Exercise prompt
Reproduce all entries word for word.

Given data
++++++++++++++++++++
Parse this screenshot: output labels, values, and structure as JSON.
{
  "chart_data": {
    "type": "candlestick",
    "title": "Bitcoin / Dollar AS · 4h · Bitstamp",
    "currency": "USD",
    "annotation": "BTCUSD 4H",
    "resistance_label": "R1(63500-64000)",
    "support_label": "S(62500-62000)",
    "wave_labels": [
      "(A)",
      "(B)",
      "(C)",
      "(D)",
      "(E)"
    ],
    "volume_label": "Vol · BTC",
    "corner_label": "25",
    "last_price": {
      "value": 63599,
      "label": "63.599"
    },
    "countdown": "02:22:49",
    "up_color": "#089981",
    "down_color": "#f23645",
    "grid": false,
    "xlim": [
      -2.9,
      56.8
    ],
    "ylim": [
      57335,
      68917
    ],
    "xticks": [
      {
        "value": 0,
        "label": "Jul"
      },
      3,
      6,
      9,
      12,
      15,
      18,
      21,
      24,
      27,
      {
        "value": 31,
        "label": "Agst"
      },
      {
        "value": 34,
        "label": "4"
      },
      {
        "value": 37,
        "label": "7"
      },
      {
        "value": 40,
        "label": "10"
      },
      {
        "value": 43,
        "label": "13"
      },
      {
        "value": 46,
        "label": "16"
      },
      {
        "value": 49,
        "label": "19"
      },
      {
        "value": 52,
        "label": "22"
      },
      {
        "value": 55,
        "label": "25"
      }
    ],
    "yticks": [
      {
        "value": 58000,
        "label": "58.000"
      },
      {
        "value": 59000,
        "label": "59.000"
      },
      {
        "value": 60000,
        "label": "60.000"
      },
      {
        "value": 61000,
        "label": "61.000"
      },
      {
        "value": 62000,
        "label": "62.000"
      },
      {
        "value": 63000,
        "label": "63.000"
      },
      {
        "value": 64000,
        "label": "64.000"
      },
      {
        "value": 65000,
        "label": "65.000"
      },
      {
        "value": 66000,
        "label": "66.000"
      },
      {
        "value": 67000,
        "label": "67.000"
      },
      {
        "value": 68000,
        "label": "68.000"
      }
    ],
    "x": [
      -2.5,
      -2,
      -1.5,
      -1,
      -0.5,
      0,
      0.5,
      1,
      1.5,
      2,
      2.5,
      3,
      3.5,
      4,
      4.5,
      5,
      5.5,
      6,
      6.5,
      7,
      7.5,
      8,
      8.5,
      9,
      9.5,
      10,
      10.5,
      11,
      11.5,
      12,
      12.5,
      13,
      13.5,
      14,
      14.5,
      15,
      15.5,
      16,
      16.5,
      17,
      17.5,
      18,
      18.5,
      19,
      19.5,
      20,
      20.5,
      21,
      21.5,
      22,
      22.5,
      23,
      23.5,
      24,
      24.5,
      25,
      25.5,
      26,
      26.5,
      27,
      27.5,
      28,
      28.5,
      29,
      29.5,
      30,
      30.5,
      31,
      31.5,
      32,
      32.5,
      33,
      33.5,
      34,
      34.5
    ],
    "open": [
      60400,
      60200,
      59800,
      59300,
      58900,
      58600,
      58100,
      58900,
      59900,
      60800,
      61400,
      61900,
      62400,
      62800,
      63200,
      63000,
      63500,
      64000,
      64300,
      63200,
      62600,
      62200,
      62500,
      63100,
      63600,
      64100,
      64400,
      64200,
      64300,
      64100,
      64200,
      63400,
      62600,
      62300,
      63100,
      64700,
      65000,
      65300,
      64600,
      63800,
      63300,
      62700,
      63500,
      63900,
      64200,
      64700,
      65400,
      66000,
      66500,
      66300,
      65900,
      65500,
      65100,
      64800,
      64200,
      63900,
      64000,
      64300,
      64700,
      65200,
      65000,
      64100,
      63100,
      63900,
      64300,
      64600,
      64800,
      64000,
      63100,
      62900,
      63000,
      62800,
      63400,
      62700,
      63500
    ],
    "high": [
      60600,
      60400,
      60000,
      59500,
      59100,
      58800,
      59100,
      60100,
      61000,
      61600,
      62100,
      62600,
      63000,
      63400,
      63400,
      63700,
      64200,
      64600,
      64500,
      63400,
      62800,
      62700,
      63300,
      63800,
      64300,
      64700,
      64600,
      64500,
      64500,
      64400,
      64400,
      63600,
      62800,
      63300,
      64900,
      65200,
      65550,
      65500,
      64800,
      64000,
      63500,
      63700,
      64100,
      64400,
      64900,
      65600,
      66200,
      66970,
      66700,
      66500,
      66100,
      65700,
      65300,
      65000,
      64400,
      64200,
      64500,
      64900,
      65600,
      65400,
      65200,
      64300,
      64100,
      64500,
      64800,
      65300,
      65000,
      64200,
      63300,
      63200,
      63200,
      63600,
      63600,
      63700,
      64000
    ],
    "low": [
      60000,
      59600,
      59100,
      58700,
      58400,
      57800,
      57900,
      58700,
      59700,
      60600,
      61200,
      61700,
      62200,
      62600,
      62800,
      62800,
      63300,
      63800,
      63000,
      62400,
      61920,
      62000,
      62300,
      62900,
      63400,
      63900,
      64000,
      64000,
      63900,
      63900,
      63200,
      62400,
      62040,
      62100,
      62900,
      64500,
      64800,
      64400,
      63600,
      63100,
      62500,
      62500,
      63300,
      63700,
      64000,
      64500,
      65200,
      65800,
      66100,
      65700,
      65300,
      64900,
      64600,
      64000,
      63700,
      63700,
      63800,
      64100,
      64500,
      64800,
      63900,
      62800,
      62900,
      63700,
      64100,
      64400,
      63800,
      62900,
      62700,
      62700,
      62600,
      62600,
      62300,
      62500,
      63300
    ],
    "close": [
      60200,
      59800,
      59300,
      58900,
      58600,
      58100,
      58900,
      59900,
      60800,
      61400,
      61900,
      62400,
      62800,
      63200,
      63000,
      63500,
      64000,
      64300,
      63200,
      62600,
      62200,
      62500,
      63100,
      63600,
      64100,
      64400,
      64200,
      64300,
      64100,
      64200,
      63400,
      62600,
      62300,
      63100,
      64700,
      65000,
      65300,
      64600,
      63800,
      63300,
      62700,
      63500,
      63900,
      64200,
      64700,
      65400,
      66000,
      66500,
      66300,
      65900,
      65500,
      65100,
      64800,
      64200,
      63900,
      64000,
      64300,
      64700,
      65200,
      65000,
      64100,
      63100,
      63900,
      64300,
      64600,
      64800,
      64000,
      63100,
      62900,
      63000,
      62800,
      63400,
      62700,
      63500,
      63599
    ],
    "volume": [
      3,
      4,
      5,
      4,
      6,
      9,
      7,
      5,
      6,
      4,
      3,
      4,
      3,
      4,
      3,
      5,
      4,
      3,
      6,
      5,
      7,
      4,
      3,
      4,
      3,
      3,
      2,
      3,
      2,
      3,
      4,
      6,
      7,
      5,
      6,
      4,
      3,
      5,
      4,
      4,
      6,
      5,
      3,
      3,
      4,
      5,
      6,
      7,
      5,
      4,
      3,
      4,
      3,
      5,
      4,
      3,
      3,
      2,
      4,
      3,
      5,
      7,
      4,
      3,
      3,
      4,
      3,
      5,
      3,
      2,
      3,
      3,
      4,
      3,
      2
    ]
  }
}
++++++++++++++++++++
Solution to the exercise
Parse this screenshot: output labels, values, and structure as JSON.
{
  "chart_data": {
    "type": "candlestick",
    "title": "Bitcoin / Dollar AS · 4h · Bitstamp",
    "currency": "USD",
    "annotation": "BTCUSD 4H",
    "resistance_label": "R1(63500-64000)",
    "support_label": "S(62500-62000)",
    "wave_labels": [
      "(A)",
      "(B)",
      "(C)",
      "(D)",
      "(E)"
    ],
    "volume_label": "Vol · BTC",
    "corner_label": "25",
    "last_price": {
      "value": 63599,
      "label": "63.599"
    },
    "countdown": "02:22:49",
    "up_color": "#089981",
    "down_color": "#f23645",
    "grid": false,
    "xlim": [
      -2.9,
      56.8
    ],
    "ylim": [
      57335,
      68917
    ],
    "xticks": [
      {
        "value": 0,
        "label": "Jul"
      },
      3,
      6,
      9,
      12,
      15,
      18,
      21,
      24,
      27,
      {
        "value": 31,
        "label": "Agst"
      },
      {
        "value": 34,
        "label": "4"
      },
      {
        "value": 37,
        "label": "7"
      },
      {
        "value": 40,
        "label": "10"
      },
      {
        "value": 43,
        "label": "13"
      },
      {
        "value": 46,
        "label": "16"
      },
      {
        "value": 49,
        "label": "19"
      },
      {
        "value": 52,
        "label": "22"
      },
      {
        "value": 55,
        "label": "25"
      }
    ],
    "yticks": [
      {
        "value": 58000,
        "label": "58.000"
      },
      {
        "value": 59000,
        "label": "59.000"
      },
      {
        "value": 60000,
        "label": "60.000"
      },
      {
        "value": 61000,
        "label": "61.000"
      },
      {
        "value": 62000,
        "label": "62.000"
      },
      {
        "value": 63000,
        "label": "63.000"
      },
      {
        "value": 64000,
        "label": "64.000"
      },
      {
        "value": 65000,
        "label": "65.000"
      },
      {
        "value": 66000,
        "label": "66.000"
      },
      {
        "value": 67000,
        "label": "67.000"
      },
      {
        "value": 68000,
        "label": "68.000"
      }
    ],
    "x": [
      -2.5,
      -2,
      -1.5,
      -1,
      -0.5,
      0,
      0.5,
      1,
      1.5,
      2,
      2.5,
      3,
      3.5,
      4,
      4.5,
      5,
      5.5,
      6,
      6.5,
      7,
      7.5,
      8,
      8.5,
      9,
      9.5,
      10,
      10.5,
      11,
      11.5,
      12,
      12.5,
      13,
      13.5,
      14,
      14.5,
      15,
      15.5,
      16,
      16.5,
      17,
      17.5,
      18,
      18.5,
      19,
      19.5,
      20,
      20.5,
      21,
      21.5,
      22,
      22.5,
      23,
      23.5,
      24,
      24.5,
      25,
      25.5,
      26,
      26.5,
      27,
      27.5,
      28,
      28.5,
      29,
      29.5,
      30,
      30.5,
      31,
      31.5,
      32,
      32.5,
      33,
      33.5,
      34,
      34.5
    ],
    "open": [
      60400,
      60200,
      59800,
      59300,
      58900,
      58600,
      58100,
      58900,
      59900,
      60800,
      61400,
      61900,
      62400,
      62800,
      63200,
      63000,
      63500,
      64000,
      64300,
      63200,
      62600,
      62200,
      62500,
      63100,
      63600,
      64100,
      64400,
      64200,
      64300,
      64100,
      64200,
      63400,
      62600,
      62300,
      63100,
      64700,
      65000,
      65300,
      64600,
      63800,
      63300,
      62700,
      63500,
      63900,
      64200,
      64700,
      65400,
      66000,
      66500,
      66300,
      65900,
      65500,
      65100,
      64800,
      64200,
      63900,
      64000,
      64300,
      64700,
      65200,
      65000,
      64100,
      63100,
      63900,
      64300,
      64600,
      64800,
      64000,
      63100,
      62900,
      63000,
      62800,
      63400,
      62700,
      63500
    ],
    "high": [
      60600,
      60400,
      60000,
      59500,
      59100,
      58800,
      59100,
      60100,
      61000,
      61600,
      62100,
      62600,
      63000,
      63400,
      63400,
      63700,
      64200,
      64600,
      64500,
      63400,
      62800,
      62700,
      63300,
      63800,
      64300,
      64700,
      64600,
      64500,
      64500,
      64400,
      64400,
      63600,
      62800,
      63300,
      64900,
      65200,
      65550,
      65500,
      64800,
      64000,
      63500,
      63700,
      64100,
      64400,
      64900,
      65600,
      66200,
      66970,
      66700,
      66500,
      66100,
      65700,
      65300,
      65000,
      64400,
      64200,
      64500,
      64900,
      65600,
      65400,
      65200,
      64300,
      64100,
      64500,
      64800,
      65300,
      65000,
      64200,
      63300,
      63200,
      63200,
      63600,
      63600,
      63700,
      64000
    ],
    "low": [
      60000,
      59600,
      59100,
      58700,
      58400,
      57800,
      57900,
      58700,
      59700,
      60600,
      61200,
      61700,
      62200,
      62600,
      62800,
      62800,
      63300,
      63800,
      63000,
      62400,
      61920,
      62000,
      62300,
      62900,
      63400,
      63900,
      64000,
      64000,
      63900,
      63900,
      63200,
      62400,
      62040,
      62100,
      62900,
      64500,
      64800,
      64400,
      63600,
      63100,
      62500,
      62500,
      63300,
      63700,
      64000,
      64500,
      65200,
      65800,
      66100,
      65700,
      65300,
      64900,
      64600,
      64000,
      63700,
      63700,
      63800,
      64100,
      64500,
      64800,
      63900,
      62800,
      62900,
      63700,
      64100,
      64400,
      63800,
      62900,
      62700,
      62700,
      62600,
      62600,
      62300,
      62500,
      63300
    ],
    "close": [
      60200,
      59800,
      59300,
      58900,
      58600,
      58100,
      58900,
      59900,
      60800,
      61400,
      61900,
      62400,
      62800,
      63200,
      63000,
      63500,
      64000,
      64300,
      63200,
      62600,
      62200,
      62500,
      63100,
      63600,
      64100,
      64400,
      64200,
      64300,
      64100,
      64200,
      63400,
      62600,
      62300,
      63100,
      64700,
      65000,
      65300,
      64600,
      63800,
      63300,
      62700,
      63500,
      63900,
      64200,
      64700,
      65400,
      66000,
      66500,
      66300,
      65900,
      65500,
      65100,
      64800,
      64200,
      63900,
      64000,
      64300,
      64700,
      65200,
      65000,
      64100,
      63100,
      63900,
      64300,
      64600,
      64800,
      64000,
      63100,
      62900,
      63000,
      62800,
      63400,
      62700,
      63500,
      63599
    ],
    "volume": [
      3,
      4,
      5,
      4,
      6,
      9,
      7,
      5,
      6,
      4,
      3,
      4,
      3,
      4,
      3,
      5,
      4,
      3,
      6,
      5,
      7,
      4,
      3,
      4,
      3,
      3,
      2,
      3,
      2,
      3,
      4,
      6,
      7,
      5,
      6,
      4,
      3,
      5,
      4,
      4,
      6,
      5,
      3,
      3,
      4,
      5,
      6,
      7,
      5,
      4,
      3,
      4,
      3,
      5,
      4,
      3,
      3,
      2,
      4,
      3,
      5,
      7,
      4,
      3,
      3,
      4,
      3,
      5,
      3,
      2,
      3,
      3,
      4,
      3,
      2
    ]
  }
}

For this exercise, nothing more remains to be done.